— start RECORDS FOR THIS EXERCISE —

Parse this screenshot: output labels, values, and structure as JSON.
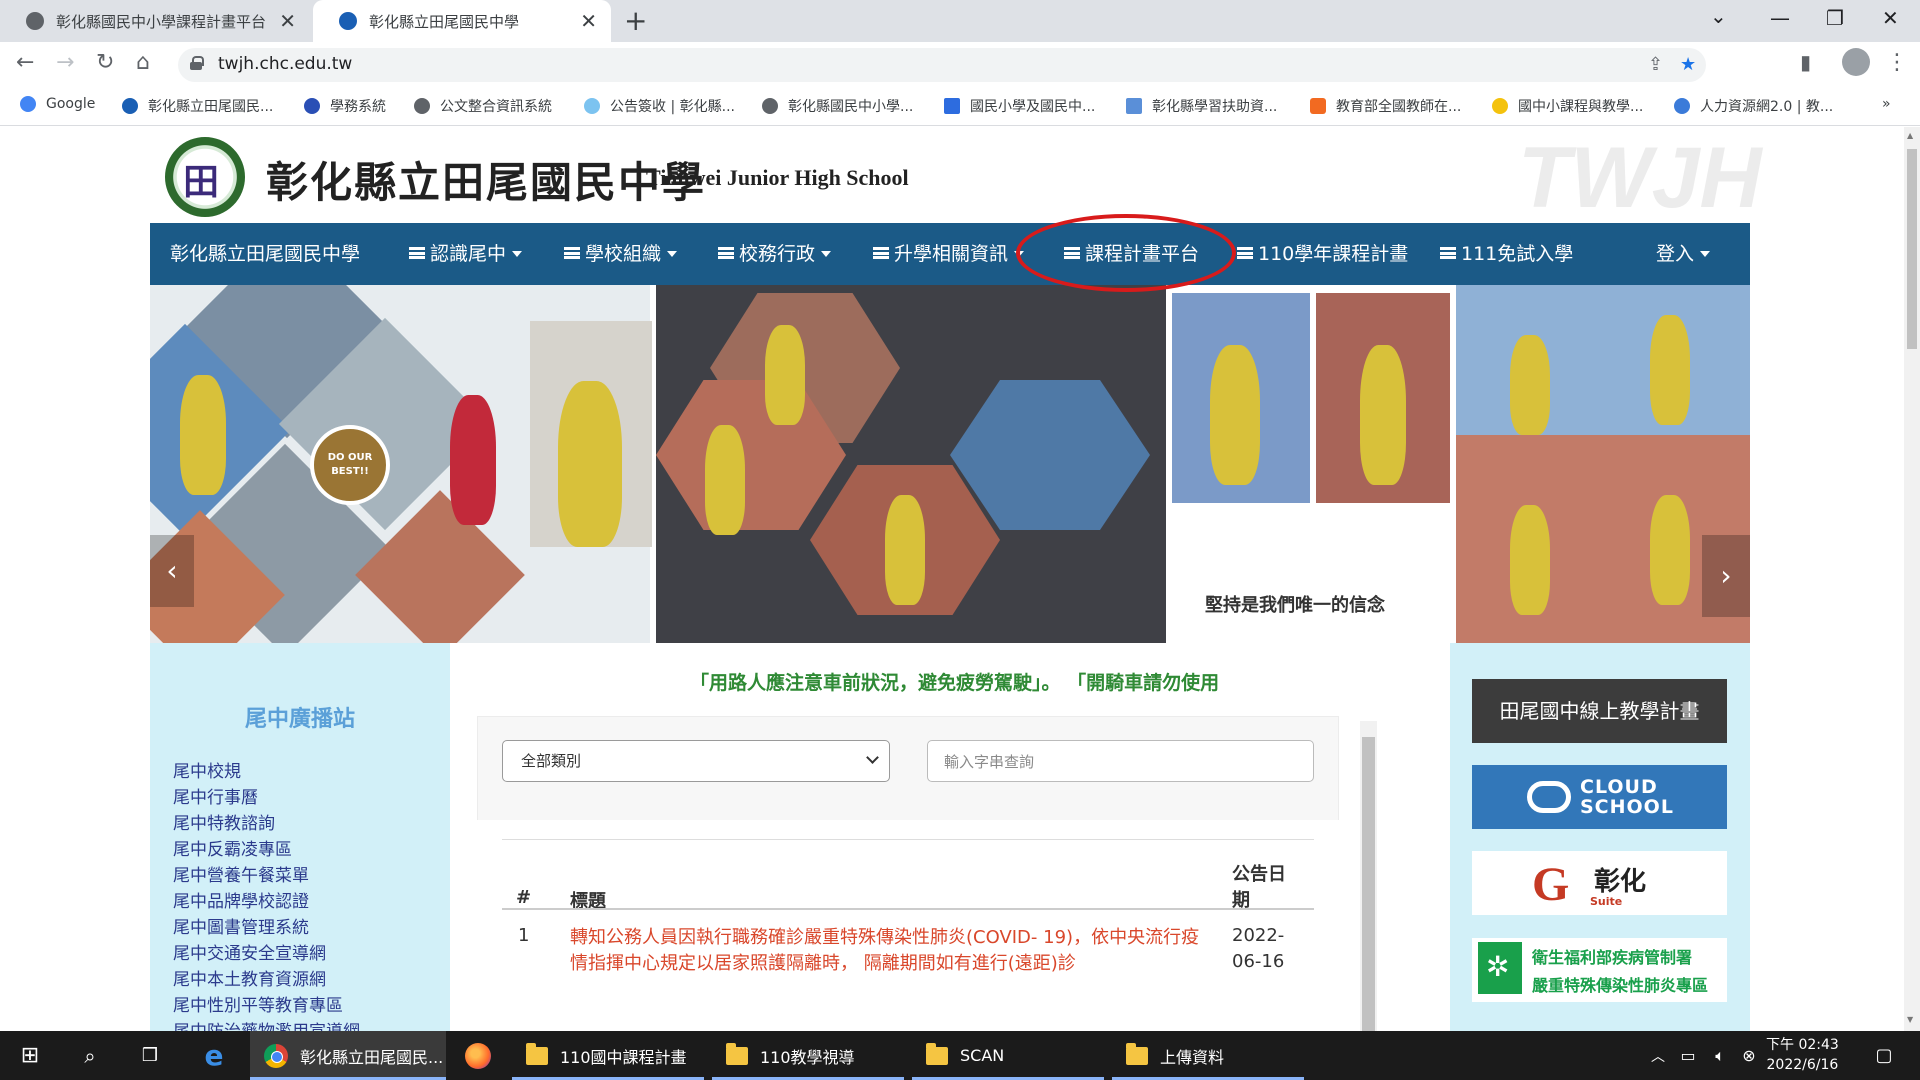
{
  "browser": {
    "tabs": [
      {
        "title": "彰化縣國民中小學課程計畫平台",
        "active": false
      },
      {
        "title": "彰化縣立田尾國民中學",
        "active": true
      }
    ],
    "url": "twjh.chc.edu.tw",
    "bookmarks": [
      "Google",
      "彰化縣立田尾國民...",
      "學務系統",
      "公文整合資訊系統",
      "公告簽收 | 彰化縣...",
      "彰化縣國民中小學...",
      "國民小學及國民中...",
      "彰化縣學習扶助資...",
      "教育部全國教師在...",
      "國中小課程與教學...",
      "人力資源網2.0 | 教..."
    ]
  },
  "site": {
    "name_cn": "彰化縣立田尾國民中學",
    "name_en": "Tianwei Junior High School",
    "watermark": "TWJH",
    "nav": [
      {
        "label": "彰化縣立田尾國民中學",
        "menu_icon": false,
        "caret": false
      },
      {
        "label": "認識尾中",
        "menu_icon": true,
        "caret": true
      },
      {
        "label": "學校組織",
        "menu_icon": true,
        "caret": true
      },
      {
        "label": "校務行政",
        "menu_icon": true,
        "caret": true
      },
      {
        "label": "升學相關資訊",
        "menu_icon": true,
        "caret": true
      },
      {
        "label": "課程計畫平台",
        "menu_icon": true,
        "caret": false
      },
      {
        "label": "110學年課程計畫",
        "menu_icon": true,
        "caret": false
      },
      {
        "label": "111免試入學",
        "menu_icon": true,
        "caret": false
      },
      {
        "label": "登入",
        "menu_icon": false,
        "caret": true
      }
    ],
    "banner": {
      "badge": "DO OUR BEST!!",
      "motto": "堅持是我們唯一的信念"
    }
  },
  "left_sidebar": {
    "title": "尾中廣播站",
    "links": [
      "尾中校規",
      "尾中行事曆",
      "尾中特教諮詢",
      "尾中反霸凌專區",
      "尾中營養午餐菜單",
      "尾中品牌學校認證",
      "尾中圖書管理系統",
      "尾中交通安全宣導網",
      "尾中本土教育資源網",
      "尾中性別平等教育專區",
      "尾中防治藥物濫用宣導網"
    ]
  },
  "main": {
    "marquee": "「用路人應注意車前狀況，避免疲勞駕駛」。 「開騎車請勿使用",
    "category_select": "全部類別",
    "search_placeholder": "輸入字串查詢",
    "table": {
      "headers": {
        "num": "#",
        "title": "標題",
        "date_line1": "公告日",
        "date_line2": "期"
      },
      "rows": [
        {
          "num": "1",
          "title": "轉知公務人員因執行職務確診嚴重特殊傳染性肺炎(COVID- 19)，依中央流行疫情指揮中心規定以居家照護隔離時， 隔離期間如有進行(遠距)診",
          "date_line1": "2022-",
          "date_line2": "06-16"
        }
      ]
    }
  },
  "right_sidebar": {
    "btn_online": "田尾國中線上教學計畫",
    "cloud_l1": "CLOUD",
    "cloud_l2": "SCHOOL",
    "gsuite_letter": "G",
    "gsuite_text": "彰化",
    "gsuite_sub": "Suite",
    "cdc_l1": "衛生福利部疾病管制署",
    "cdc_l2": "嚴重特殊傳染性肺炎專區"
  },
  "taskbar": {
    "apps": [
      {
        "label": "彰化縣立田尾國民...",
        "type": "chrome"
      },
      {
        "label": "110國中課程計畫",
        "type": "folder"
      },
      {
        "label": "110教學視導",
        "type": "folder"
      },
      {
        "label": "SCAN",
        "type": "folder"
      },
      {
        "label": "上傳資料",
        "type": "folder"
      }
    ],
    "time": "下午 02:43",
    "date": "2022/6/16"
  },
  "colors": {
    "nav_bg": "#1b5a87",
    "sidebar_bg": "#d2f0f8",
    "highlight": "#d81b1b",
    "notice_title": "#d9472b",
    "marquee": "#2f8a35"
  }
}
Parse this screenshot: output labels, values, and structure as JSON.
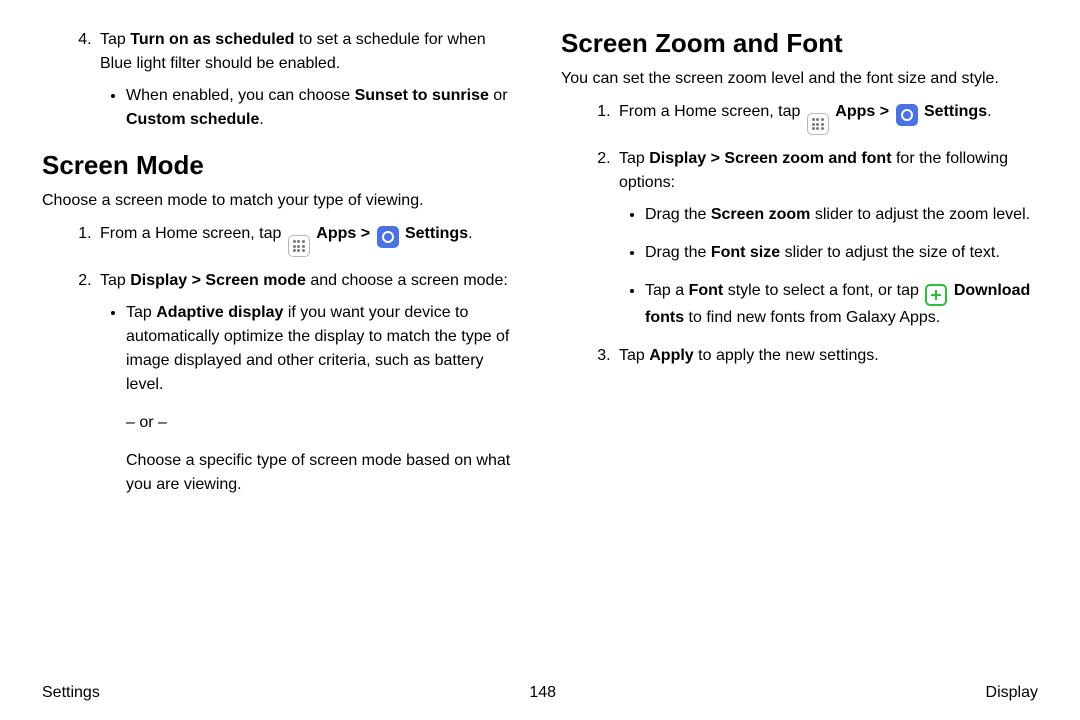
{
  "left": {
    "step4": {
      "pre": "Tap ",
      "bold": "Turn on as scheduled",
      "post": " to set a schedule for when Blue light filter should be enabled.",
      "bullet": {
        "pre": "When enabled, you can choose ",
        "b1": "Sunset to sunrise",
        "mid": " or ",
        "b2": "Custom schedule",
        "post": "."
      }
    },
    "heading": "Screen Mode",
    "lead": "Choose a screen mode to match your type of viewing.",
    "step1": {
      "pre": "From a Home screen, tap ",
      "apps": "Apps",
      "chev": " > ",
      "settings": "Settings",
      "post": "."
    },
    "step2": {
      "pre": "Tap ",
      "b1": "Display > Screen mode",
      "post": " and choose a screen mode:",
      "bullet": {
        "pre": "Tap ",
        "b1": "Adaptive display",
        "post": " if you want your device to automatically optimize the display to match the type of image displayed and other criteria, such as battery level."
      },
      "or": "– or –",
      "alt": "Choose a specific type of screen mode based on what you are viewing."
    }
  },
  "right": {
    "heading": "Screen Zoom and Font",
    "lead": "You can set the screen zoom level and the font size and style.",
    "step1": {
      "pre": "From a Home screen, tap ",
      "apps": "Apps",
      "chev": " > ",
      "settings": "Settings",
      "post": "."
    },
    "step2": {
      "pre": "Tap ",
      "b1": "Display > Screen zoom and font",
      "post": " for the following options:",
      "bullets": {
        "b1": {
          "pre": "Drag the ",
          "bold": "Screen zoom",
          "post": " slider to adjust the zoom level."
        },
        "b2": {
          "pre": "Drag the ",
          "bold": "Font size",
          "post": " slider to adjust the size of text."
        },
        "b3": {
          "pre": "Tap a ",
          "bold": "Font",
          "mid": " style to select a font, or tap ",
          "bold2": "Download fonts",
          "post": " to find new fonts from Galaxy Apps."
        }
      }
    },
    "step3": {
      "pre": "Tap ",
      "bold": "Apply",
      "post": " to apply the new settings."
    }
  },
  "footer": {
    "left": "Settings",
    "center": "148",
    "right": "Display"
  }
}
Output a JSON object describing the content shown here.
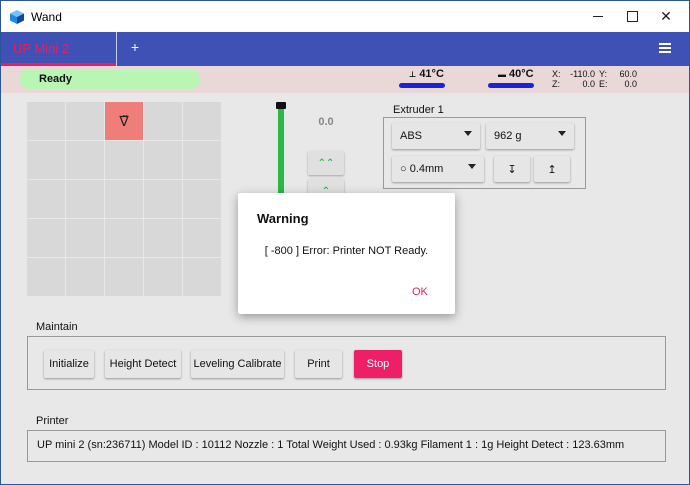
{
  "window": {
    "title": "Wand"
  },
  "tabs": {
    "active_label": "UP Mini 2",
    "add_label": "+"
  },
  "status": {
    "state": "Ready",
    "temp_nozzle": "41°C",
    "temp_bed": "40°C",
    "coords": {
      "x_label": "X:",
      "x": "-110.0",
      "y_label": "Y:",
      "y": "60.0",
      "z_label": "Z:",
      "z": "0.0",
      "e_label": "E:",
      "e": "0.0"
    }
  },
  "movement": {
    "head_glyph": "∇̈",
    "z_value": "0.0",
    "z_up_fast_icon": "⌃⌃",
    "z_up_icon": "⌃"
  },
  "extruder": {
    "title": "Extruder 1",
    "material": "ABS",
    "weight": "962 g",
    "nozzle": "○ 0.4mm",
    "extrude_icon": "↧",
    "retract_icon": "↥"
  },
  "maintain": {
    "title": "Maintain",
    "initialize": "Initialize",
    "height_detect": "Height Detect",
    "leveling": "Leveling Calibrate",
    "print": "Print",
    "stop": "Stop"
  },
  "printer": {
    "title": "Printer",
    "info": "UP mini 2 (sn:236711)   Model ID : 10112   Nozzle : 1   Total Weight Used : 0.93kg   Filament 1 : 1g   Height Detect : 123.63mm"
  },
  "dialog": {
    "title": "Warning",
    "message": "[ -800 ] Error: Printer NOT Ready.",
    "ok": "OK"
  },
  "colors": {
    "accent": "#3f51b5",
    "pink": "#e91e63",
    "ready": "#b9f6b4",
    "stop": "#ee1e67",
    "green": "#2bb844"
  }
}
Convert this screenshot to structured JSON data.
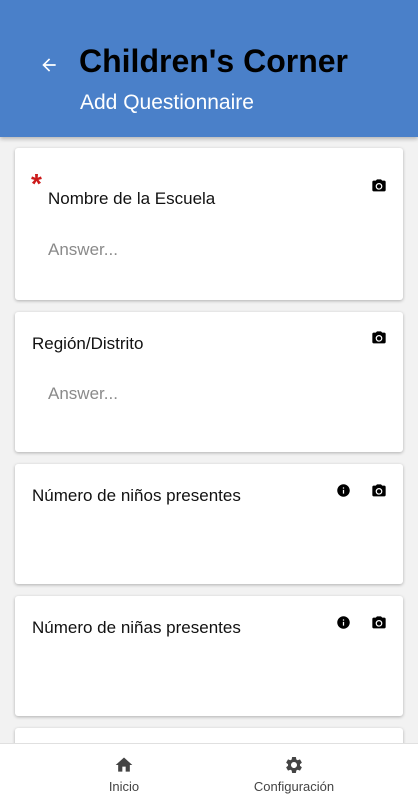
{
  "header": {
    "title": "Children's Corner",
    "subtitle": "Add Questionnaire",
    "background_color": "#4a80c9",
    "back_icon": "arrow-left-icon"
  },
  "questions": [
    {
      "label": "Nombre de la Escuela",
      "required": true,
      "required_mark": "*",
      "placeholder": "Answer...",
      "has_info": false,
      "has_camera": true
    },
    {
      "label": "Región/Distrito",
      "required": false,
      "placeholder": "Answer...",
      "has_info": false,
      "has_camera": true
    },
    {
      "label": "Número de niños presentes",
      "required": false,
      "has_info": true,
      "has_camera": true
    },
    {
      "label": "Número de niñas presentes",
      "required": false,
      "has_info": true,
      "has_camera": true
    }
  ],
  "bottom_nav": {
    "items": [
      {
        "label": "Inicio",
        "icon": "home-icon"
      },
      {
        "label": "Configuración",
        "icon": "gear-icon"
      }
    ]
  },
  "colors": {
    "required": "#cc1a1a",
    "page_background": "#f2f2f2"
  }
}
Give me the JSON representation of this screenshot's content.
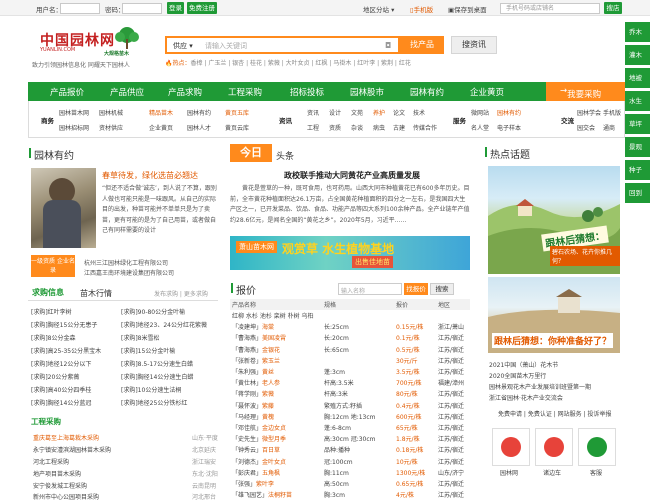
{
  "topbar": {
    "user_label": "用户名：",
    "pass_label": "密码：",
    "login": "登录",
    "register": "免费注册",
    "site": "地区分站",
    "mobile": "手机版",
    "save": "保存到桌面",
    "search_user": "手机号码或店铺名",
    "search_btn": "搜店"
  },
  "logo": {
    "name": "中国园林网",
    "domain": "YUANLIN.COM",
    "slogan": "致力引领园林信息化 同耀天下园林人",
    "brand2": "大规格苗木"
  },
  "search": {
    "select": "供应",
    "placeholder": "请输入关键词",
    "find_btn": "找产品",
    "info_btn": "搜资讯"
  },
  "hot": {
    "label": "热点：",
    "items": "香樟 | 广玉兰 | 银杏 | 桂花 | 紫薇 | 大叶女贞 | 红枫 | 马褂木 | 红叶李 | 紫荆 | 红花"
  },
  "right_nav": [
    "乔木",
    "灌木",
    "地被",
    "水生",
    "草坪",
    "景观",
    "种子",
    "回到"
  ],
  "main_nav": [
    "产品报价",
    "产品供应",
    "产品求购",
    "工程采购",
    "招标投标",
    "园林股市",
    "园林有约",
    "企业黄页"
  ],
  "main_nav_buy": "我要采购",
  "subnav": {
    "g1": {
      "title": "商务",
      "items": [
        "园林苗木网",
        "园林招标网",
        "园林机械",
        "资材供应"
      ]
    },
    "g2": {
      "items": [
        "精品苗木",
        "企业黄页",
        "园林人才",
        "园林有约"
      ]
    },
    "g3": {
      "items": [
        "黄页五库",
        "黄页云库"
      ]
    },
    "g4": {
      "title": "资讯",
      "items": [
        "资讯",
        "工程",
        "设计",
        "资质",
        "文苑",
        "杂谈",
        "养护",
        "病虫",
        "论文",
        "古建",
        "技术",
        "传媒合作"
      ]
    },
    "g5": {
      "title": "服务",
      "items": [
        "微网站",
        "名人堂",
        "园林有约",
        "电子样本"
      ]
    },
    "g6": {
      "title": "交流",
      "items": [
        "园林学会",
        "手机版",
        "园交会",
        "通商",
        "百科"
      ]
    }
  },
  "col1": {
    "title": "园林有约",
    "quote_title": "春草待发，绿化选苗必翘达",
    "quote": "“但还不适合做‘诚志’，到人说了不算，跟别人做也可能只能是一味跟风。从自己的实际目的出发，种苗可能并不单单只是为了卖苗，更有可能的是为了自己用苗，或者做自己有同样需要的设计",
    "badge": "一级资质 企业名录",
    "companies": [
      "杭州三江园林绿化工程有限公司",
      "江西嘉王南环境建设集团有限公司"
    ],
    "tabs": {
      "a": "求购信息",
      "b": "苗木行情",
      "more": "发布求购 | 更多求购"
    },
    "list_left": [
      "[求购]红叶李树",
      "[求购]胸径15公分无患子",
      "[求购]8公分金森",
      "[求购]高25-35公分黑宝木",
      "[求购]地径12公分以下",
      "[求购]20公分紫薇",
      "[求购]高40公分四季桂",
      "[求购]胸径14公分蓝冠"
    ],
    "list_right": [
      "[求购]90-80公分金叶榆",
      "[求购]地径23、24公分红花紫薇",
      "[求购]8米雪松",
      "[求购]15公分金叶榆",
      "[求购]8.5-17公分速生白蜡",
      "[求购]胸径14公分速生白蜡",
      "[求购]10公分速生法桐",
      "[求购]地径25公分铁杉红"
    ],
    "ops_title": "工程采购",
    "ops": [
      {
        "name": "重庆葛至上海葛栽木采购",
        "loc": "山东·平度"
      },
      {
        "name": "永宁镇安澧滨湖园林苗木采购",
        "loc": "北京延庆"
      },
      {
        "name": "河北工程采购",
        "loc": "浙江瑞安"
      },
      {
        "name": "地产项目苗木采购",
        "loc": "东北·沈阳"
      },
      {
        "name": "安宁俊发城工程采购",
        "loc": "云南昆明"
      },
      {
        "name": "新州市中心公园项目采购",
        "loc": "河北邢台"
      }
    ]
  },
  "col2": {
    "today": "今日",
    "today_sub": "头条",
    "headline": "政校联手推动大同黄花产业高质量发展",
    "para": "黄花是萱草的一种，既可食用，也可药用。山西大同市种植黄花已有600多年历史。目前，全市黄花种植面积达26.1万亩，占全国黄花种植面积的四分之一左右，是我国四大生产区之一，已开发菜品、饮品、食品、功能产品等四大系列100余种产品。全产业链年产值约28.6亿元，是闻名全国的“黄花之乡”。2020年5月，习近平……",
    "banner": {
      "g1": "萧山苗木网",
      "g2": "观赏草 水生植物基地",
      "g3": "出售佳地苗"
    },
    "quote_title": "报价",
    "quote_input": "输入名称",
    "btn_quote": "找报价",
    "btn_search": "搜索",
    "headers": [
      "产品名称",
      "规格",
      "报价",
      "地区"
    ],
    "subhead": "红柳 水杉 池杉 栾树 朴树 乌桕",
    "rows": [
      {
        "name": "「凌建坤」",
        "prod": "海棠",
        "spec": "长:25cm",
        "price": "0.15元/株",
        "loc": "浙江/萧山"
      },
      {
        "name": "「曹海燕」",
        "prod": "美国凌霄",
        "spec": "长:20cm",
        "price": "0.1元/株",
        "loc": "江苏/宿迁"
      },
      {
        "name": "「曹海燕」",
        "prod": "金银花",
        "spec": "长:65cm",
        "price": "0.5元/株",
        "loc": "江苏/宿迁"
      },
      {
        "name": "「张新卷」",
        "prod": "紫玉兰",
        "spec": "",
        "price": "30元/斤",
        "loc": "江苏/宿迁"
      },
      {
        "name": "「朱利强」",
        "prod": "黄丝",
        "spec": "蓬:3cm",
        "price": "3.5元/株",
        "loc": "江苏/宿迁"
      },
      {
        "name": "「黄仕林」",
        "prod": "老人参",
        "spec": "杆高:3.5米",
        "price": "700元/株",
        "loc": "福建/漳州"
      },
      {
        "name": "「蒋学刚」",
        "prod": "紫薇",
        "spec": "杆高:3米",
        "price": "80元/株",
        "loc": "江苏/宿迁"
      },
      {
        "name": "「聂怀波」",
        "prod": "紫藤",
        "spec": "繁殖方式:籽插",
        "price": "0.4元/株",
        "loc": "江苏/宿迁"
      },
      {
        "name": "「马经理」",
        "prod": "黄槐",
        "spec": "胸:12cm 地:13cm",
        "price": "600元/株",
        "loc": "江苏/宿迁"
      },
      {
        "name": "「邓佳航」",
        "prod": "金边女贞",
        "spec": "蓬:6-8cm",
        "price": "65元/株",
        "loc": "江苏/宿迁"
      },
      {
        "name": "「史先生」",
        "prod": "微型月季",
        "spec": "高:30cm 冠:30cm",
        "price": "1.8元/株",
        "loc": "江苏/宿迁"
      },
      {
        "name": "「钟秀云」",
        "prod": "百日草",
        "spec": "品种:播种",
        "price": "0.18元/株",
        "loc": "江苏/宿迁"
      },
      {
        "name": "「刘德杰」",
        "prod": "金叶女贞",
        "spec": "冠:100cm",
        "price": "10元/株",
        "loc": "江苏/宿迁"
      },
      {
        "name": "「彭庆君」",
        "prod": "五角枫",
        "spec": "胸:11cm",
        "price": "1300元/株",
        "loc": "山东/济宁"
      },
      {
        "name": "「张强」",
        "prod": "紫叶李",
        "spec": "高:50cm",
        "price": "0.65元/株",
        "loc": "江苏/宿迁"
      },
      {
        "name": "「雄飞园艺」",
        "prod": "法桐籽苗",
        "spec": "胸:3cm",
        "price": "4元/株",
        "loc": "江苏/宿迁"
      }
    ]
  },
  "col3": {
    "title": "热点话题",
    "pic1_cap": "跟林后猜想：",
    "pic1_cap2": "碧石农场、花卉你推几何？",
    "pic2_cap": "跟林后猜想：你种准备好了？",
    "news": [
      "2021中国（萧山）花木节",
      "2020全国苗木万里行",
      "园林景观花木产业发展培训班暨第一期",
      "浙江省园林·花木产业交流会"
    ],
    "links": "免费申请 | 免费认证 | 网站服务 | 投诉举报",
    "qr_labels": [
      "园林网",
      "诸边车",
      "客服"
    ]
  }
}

— end RECORDS FOR THIS EXERCISE —

WHAT IS BEING ASKED: Among the records above, find each line holding the string "viewing" and pull it out.

CORRECT RESULT:
    "lead": "Choose a screen mode to match your type of viewing.",
      "alt": "Choose a specific type of screen mode based on what you are viewing."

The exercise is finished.